* TEXT EXTRACT:
^^^^

Compilation of pre-processed file
In next phase of C compilation the compiler comes in action. It accepts temporary pre-processed <file-name>.i
file generated by the pre-processor and performs following tasks.
- Check C program for syntax errors.
- Translate the file into intermediate code i.e. in assembly language.
- Optionally optimize the translated code for better performance.
After compiling it generates an intermediate code in assembly language as <file-name.s>
file. It is assembly version of our source code.
Let us look into compilation.s file.
.file "compilation.c"
.def ___main; .scl 2; .type 32; .endef
.section .rdata,"dr"
LC0:
.ascii "Learn at Codeforwin!\0"
.text
.globl _main
.def _main; .scl 2; .type 32; .endef
_main:
pushl %ebp
movl %esp, %ebp
andl $-16, %esp
subl $16, %esp
call ___main
movl $LC0, (%esp)
call _printf
movl $0, %eax
leave
ret
.ident "GCC: (tdm-1) 4.9.2"
.def _printf; .scl 2; .type 32; .endef
Assembling of compiled source code
Moving on to the next phase of compilation. Assembler accepts the compiled source code (compilation.s) and translates to low level machine code. After successful assembling it generates <file-name.o>
(in Linux) or <file-name.obj>
(in Windows) file known as object file. In our case it generates the compilation.o file.
This file is encoded in low level machine language and cannot be viewed using text editors. However, if you still open this in notepad, it look like.
L J .text $ Ü , 0`.data @ 0À.bss € 0À.rdata @ 0@/4 @ 0@U‰åƒäðƒìè Ç$ è ¸ ÉÃLearn at Codeforwin! GCC: (tdm-1) 4.9.2
.file þÿ gcompilation.c _main .text ! .data .bss .rdata ___main _printf .rdata$zzz .rdata$zzz
Linking of object files
Finally, the linker comes in action and performs the final task of compilation process. It accepts the intermediate file <file-name.o>
generated by the assembler. It links all the function calls with their original definition. Which means the function printf()
gets linked to its original definition.
Linker generates the final executable file (.exe in windows).
Huuhh, these all happens in a blink by a software known as gcc
.

^^^^

* EXERCISE REQUIREMENTS: Print the part of the text on C compilation starting with "- Translate the" and going on through "our source code.", copying it word for word. The records come from a separate source and are unrelated to the text on C compilation.

Dataset items:
^^^^

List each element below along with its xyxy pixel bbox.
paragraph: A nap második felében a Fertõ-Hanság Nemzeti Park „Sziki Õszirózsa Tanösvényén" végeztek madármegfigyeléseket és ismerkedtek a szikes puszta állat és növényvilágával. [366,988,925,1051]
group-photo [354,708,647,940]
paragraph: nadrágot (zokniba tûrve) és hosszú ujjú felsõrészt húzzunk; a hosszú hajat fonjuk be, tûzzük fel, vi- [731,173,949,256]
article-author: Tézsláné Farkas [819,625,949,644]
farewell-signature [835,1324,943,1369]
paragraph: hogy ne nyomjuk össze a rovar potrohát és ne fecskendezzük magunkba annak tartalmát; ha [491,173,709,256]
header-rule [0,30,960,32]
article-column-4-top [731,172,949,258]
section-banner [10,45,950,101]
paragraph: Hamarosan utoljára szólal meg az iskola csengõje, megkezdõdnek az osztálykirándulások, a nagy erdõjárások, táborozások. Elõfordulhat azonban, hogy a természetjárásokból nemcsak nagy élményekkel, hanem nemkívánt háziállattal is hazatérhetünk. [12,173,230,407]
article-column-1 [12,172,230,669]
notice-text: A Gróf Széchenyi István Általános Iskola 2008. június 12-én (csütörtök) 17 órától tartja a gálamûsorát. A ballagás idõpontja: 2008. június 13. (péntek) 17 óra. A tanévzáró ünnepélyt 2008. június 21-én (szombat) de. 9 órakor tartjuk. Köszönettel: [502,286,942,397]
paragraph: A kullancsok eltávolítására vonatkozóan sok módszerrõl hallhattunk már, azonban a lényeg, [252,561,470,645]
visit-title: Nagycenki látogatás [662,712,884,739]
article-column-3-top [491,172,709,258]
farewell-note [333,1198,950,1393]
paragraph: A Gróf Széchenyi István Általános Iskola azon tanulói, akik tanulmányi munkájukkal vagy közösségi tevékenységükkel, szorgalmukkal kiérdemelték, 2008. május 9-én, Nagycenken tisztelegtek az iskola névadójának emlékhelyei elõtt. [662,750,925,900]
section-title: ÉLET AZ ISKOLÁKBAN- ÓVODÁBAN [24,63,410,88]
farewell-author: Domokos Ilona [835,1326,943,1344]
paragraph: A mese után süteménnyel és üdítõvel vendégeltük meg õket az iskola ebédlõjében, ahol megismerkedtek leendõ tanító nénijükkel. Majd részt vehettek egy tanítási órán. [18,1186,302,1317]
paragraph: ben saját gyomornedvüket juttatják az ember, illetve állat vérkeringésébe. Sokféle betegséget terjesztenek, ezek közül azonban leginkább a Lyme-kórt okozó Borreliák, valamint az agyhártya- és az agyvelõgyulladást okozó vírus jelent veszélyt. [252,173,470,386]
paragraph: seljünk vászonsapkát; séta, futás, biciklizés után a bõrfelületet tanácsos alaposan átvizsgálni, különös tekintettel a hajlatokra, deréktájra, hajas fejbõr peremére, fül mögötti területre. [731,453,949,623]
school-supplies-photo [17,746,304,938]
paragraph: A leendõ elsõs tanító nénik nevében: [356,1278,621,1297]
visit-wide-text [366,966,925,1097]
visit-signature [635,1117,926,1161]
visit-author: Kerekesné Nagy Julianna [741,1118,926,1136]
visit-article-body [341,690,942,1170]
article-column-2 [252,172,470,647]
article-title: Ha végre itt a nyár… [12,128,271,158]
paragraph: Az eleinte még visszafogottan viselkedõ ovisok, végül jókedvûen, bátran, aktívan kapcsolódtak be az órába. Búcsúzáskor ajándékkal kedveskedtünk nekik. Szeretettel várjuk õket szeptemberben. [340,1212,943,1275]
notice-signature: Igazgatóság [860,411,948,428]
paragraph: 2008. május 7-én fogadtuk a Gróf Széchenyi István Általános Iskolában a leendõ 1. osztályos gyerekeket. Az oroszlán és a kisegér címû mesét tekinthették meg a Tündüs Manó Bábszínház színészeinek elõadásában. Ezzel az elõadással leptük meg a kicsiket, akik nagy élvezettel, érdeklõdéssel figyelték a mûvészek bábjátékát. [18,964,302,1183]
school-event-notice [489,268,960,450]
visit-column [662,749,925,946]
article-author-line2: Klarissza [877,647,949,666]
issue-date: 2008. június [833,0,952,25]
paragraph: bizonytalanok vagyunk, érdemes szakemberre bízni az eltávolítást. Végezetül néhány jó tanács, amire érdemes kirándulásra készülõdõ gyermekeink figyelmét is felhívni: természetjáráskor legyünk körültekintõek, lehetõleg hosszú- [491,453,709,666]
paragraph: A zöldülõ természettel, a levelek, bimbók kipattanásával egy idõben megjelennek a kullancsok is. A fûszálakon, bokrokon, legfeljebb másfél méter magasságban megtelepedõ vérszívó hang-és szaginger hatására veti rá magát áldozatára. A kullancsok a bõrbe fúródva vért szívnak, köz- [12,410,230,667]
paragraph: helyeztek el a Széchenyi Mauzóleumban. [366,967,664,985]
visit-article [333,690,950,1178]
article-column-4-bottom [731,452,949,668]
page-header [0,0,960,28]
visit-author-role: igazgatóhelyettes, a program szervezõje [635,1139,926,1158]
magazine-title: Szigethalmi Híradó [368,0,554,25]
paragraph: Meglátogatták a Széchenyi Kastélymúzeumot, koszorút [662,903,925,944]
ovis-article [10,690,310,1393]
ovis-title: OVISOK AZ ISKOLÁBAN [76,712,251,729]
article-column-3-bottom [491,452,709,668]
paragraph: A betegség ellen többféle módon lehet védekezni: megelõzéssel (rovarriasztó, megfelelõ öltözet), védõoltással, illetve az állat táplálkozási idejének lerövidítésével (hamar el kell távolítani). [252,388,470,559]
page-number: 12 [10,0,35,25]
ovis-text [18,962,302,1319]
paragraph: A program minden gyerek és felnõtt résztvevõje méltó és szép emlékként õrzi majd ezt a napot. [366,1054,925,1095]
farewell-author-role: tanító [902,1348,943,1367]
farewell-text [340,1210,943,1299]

^^^^

* RESPONSE TO THE EXERCISE:
- Translate the file into intermediate code i.e. in assembly language.
- Optionally optimize the translated code for better performance.
After compiling it generates an intermediate code in assembly language as <file-name.s>
file. It is assembly version of our source code.